#### DATA SHOWN
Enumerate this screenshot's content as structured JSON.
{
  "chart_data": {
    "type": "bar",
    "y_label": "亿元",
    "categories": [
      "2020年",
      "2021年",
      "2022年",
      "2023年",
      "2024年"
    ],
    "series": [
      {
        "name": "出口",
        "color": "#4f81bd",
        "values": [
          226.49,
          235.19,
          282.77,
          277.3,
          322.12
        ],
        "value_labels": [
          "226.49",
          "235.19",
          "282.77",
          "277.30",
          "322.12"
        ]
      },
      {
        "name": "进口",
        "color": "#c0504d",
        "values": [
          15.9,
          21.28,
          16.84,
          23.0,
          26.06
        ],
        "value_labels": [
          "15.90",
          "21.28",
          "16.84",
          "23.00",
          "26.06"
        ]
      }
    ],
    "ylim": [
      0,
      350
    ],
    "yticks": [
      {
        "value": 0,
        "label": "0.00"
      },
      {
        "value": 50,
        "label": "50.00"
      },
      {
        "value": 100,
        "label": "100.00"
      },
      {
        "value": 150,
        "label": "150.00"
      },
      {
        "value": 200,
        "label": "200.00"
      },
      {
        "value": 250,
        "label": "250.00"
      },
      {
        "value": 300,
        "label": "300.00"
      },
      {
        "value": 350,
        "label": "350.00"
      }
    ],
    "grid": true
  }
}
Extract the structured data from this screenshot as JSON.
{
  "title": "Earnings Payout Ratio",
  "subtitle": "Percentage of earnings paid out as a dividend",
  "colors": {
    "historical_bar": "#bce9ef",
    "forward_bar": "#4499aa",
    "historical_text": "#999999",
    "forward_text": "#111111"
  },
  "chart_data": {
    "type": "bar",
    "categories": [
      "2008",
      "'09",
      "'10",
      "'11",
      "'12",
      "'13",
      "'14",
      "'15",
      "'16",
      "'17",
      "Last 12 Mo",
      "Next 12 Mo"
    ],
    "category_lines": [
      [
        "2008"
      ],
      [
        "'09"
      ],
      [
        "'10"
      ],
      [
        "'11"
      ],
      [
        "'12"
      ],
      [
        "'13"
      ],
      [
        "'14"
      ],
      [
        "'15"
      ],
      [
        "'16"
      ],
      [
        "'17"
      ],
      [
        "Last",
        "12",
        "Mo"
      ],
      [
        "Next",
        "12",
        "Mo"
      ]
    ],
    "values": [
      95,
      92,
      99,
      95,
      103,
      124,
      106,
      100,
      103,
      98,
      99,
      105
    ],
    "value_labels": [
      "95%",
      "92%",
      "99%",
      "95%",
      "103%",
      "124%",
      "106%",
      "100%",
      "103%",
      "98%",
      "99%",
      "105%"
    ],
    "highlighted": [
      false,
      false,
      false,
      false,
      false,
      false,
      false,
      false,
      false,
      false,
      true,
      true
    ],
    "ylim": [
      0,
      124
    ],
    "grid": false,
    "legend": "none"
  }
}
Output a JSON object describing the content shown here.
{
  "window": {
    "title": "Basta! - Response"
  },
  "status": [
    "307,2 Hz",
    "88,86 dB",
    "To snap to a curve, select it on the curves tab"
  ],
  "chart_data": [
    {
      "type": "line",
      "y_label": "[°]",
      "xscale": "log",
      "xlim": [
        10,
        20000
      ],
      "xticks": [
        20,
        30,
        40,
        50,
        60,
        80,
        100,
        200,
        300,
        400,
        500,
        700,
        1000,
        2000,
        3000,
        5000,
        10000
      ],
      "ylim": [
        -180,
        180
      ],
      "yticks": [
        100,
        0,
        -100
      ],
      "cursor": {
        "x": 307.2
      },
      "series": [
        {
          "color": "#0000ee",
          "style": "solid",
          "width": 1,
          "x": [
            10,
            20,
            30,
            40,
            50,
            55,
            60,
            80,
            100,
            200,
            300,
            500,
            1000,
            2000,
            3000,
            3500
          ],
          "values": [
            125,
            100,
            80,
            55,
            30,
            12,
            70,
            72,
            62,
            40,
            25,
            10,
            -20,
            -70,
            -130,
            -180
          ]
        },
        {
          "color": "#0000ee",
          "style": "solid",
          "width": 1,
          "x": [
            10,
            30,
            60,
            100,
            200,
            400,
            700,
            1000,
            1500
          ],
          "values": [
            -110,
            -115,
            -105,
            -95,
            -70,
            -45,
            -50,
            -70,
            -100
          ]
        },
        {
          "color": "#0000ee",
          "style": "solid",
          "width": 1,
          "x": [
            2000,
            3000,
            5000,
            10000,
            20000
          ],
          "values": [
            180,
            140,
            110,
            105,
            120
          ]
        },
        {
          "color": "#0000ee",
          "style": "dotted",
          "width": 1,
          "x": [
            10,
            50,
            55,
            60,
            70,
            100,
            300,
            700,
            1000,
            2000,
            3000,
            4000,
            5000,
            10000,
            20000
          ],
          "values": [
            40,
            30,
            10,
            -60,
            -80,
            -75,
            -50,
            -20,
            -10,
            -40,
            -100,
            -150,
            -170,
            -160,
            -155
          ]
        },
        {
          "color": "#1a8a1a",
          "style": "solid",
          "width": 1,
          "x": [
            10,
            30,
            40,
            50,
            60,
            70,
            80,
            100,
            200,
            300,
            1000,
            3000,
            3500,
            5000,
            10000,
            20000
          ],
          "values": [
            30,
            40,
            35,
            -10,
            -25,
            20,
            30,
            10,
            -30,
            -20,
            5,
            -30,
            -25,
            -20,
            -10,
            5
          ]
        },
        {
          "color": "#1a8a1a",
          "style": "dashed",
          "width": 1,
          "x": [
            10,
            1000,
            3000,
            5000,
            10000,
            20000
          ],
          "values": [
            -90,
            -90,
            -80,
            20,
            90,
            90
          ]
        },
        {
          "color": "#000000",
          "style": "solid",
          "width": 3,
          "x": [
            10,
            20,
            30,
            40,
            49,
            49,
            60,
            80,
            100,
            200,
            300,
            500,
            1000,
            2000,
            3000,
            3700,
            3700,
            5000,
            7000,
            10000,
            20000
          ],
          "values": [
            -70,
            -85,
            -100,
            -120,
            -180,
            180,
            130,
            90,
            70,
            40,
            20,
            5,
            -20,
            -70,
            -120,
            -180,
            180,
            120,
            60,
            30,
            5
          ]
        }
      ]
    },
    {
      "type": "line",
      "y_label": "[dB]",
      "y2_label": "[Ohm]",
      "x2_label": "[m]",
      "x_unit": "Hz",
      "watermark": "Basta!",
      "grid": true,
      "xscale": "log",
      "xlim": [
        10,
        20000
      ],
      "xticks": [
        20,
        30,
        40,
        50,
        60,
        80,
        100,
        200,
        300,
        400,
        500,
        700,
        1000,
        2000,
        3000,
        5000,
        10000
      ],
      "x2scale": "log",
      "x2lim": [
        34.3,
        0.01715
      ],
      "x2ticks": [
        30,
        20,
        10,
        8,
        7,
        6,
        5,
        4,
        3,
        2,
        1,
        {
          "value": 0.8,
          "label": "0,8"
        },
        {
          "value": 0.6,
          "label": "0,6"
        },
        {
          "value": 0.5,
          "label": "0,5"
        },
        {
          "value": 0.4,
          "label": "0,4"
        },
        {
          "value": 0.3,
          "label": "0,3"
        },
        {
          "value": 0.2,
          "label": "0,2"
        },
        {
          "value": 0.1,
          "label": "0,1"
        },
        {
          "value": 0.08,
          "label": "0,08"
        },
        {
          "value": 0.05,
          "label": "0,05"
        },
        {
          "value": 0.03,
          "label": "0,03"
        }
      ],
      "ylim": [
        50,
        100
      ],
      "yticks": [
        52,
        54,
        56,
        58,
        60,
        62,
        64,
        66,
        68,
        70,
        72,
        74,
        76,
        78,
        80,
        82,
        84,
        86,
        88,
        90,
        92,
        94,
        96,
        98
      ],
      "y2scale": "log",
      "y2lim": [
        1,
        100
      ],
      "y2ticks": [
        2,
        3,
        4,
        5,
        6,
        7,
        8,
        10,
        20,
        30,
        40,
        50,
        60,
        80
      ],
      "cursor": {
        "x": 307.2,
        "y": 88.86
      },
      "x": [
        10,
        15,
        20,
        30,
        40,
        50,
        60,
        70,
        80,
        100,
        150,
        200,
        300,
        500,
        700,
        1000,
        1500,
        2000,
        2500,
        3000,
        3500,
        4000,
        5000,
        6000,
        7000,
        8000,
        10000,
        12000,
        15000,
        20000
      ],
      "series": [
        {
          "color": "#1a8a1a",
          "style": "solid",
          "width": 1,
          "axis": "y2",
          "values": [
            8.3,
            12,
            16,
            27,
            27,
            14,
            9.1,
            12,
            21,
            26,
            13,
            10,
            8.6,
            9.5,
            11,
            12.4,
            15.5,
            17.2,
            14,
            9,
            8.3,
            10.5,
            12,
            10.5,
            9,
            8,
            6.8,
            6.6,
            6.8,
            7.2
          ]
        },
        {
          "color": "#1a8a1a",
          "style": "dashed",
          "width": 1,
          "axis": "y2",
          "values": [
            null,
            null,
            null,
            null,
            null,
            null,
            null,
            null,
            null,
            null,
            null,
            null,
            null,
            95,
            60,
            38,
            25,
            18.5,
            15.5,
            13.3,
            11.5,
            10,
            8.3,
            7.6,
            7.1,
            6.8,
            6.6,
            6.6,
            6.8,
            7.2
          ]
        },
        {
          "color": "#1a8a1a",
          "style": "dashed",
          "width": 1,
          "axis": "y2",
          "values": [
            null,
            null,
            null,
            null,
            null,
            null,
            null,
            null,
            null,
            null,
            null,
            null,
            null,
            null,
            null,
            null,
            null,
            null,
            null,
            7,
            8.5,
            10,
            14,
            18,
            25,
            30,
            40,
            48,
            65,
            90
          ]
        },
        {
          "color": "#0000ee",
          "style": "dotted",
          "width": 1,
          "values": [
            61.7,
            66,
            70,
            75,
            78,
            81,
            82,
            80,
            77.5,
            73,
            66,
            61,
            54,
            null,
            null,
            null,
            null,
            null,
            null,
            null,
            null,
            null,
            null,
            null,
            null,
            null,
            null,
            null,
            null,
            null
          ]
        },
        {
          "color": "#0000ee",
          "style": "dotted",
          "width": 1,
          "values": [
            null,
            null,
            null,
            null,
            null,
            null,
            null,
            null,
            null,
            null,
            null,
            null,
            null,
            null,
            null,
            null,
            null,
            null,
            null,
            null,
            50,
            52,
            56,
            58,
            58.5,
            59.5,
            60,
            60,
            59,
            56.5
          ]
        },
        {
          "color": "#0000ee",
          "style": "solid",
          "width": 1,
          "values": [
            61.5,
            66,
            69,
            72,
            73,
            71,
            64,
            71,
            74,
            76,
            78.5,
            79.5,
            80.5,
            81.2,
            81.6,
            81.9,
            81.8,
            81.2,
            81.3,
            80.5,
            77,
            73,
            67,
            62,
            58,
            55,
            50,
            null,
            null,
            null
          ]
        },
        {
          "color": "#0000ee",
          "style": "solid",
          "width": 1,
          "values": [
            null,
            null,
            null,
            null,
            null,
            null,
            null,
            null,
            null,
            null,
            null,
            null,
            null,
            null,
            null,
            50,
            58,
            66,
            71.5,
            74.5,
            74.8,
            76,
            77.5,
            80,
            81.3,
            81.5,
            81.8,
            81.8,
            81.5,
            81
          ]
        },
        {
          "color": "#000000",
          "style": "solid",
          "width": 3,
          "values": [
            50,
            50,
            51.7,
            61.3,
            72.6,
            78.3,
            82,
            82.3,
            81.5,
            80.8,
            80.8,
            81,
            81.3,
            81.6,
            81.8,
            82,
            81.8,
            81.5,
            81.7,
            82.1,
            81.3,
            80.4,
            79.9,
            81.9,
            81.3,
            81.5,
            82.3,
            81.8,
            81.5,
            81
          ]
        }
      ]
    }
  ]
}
########
— WHAT THE TASK REQUIRES —
Filter the records above for lines containing the word "JSON", and copy those lines.

— WRITTEN RESPONSE —
Enumerate this screenshot's content as structured JSON.
Extract the structured data from this screenshot as JSON.
Output a JSON object describing the content shown here.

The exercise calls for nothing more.